● Description of the task
What follows is a set of records; repeat all of them exactly.

# # # #

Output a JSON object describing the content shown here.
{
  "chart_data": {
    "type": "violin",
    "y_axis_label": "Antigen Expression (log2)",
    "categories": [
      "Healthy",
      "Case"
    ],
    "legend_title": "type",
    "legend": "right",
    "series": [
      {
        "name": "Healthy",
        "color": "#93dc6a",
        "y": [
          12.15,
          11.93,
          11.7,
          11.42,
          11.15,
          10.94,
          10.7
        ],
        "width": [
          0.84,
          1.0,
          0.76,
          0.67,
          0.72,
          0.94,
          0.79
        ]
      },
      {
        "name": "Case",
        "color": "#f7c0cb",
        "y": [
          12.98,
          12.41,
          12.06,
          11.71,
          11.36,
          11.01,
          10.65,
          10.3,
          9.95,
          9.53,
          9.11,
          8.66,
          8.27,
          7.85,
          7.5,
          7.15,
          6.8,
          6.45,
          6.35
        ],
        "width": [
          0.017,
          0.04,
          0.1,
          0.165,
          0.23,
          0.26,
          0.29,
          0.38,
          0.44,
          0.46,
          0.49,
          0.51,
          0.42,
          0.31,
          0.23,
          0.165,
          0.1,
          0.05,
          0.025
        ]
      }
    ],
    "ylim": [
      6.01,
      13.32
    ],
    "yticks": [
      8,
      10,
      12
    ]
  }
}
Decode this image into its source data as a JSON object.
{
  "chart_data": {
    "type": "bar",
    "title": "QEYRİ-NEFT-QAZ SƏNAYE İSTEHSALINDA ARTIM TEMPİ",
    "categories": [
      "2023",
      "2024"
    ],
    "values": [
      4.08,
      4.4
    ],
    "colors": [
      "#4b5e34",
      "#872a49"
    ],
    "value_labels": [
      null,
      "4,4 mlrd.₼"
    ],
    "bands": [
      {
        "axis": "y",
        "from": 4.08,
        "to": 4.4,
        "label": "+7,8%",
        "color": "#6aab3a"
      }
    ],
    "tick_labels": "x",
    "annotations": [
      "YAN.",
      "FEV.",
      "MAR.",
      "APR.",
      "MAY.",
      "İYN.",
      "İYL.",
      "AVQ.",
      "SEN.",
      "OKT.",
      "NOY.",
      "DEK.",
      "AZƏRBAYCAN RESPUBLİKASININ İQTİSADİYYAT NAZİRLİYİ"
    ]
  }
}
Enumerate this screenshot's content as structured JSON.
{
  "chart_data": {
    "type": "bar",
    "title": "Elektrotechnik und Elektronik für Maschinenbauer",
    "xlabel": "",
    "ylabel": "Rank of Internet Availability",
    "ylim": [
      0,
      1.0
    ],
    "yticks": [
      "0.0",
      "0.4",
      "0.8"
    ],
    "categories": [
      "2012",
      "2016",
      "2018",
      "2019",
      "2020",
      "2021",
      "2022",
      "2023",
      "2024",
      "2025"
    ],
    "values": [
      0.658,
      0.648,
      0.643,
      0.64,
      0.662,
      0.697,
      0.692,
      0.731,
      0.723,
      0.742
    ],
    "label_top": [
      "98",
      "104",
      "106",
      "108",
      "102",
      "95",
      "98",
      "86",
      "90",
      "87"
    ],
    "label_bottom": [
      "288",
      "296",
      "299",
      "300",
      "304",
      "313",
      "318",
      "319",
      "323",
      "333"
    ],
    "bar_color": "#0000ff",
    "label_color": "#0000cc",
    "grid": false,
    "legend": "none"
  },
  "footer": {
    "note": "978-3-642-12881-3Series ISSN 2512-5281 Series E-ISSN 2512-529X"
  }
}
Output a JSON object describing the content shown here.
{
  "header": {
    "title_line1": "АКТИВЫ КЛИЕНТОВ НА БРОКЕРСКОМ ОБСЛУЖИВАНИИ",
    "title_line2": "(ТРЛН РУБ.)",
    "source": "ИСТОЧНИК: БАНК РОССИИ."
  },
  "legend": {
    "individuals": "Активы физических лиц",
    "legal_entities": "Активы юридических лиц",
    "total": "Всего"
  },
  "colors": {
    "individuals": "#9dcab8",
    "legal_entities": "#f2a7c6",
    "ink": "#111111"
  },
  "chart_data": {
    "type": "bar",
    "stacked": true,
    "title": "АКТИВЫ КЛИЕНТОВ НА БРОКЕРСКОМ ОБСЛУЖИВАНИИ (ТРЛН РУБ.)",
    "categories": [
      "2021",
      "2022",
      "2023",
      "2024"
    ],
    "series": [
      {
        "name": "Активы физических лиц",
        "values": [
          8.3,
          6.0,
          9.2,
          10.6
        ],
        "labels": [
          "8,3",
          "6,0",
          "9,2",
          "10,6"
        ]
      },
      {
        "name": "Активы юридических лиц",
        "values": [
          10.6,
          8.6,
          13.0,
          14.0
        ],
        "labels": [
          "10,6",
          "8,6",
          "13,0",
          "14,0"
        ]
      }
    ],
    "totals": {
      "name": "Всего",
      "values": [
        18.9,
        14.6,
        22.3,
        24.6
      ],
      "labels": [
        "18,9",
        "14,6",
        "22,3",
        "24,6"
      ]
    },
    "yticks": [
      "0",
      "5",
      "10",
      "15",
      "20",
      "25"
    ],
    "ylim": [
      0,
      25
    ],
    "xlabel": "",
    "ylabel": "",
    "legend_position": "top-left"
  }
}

# # # #

● Exercise output
Output a JSON object describing the content shown here.
{
  "chart_data": {
    "type": "violin",
    "y_axis_label": "Antigen Expression (log2)",
    "categories": [
      "Healthy",
      "Case"
    ],
    "legend_title": "type",
    "legend": "right",
    "series": [
      {
        "name": "Healthy",
        "color": "#93dc6a",
        "y": [
          12.15,
          11.93,
          11.7,
          11.42,
          11.15,
          10.94,
          10.7
        ],
        "width": [
          0.84,
          1.0,
          0.76,
          0.67,
          0.72,
          0.94,
          0.79
        ]
      },
      {
        "name": "Case",
        "color": "#f7c0cb",
        "y": [
          12.98,
          12.41,
          12.06,
          11.71,
          11.36,
          11.01,
          10.65,
          10.3,
          9.95,
          9.53,
          9.11,
          8.66,
          8.27,
          7.85,
          7.5,
          7.15,
          6.8,
          6.45,
          6.35
        ],
        "width": [
          0.017,
          0.04,
          0.1,
          0.165,
          0.23,
          0.26,
          0.29,
          0.38,
          0.44,
          0.46,
          0.49,
          0.51,
          0.42,
          0.31,
          0.23,
          0.165,
          0.1,
          0.05,
          0.025
        ]
      }
    ],
    "ylim": [
      6.01,
      13.32
    ],
    "yticks": [
      8,
      10,
      12
    ]
  }
}
Decode this image into its source data as a JSON object.
{
  "chart_data": {
    "type": "bar",
    "title": "QEYRİ-NEFT-QAZ SƏNAYE İSTEHSALINDA ARTIM TEMPİ",
    "categories": [
      "2023",
      "2024"
    ],
    "values": [
      4.08,
      4.4
    ],
    "colors": [
      "#4b5e34",
      "#872a49"
    ],
    "value_labels": [
      null,
      "4,4 mlrd.₼"
    ],
    "bands": [
      {
        "axis": "y",
        "from": 4.08,
        "to": 4.4,
        "label": "+7,8%",
        "color": "#6aab3a"
      }
    ],
    "tick_labels": "x",
    "annotations": [
      "YAN.",
      "FEV.",
      "MAR.",
      "APR.",
      "MAY.",
      "İYN.",
      "İYL.",
      "AVQ.",
      "SEN.",
      "OKT.",
      "NOY.",
      "DEK.",
      "AZƏRBAYCAN RESPUBLİKASININ İQTİSADİYYAT NAZİRLİYİ"
    ]
  }
}
Enumerate this screenshot's content as structured JSON.
{
  "chart_data": {
    "type": "bar",
    "title": "Elektrotechnik und Elektronik für Maschinenbauer",
    "xlabel": "",
    "ylabel": "Rank of Internet Availability",
    "ylim": [
      0,
      1.0
    ],
    "yticks": [
      "0.0",
      "0.4",
      "0.8"
    ],
    "categories": [
      "2012",
      "2016",
      "2018",
      "2019",
      "2020",
      "2021",
      "2022",
      "2023",
      "2024",
      "2025"
    ],
    "values": [
      0.658,
      0.648,
      0.643,
      0.64,
      0.662,
      0.697,
      0.692,
      0.731,
      0.723,
      0.742
    ],
    "label_top": [
      "98",
      "104",
      "106",
      "108",
      "102",
      "95",
      "98",
      "86",
      "90",
      "87"
    ],
    "label_bottom": [
      "288",
      "296",
      "299",
      "300",
      "304",
      "313",
      "318",
      "319",
      "323",
      "333"
    ],
    "bar_color": "#0000ff",
    "label_color": "#0000cc",
    "grid": false,
    "legend": "none"
  },
  "footer": {
    "note": "978-3-642-12881-3Series ISSN 2512-5281 Series E-ISSN 2512-529X"
  }
}
Output a JSON object describing the content shown here.
{
  "header": {
    "title_line1": "АКТИВЫ КЛИЕНТОВ НА БРОКЕРСКОМ ОБСЛУЖИВАНИИ",
    "title_line2": "(ТРЛН РУБ.)",
    "source": "ИСТОЧНИК: БАНК РОССИИ."
  },
  "legend": {
    "individuals": "Активы физических лиц",
    "legal_entities": "Активы юридических лиц",
    "total": "Всего"
  },
  "colors": {
    "individuals": "#9dcab8",
    "legal_entities": "#f2a7c6",
    "ink": "#111111"
  },
  "chart_data": {
    "type": "bar",
    "stacked": true,
    "title": "АКТИВЫ КЛИЕНТОВ НА БРОКЕРСКОМ ОБСЛУЖИВАНИИ (ТРЛН РУБ.)",
    "categories": [
      "2021",
      "2022",
      "2023",
      "2024"
    ],
    "series": [
      {
        "name": "Активы физических лиц",
        "values": [
          8.3,
          6.0,
          9.2,
          10.6
        ],
        "labels": [
          "8,3",
          "6,0",
          "9,2",
          "10,6"
        ]
      },
      {
        "name": "Активы юридических лиц",
        "values": [
          10.6,
          8.6,
          13.0,
          14.0
        ],
        "labels": [
          "10,6",
          "8,6",
          "13,0",
          "14,0"
        ]
      }
    ],
    "totals": {
      "name": "Всего",
      "values": [
        18.9,
        14.6,
        22.3,
        24.6
      ],
      "labels": [
        "18,9",
        "14,6",
        "22,3",
        "24,6"
      ]
    },
    "yticks": [
      "0",
      "5",
      "10",
      "15",
      "20",
      "25"
    ],
    "ylim": [
      0,
      25
    ],
    "xlabel": "",
    "ylabel": "",
    "legend_position": "top-left"
  }
}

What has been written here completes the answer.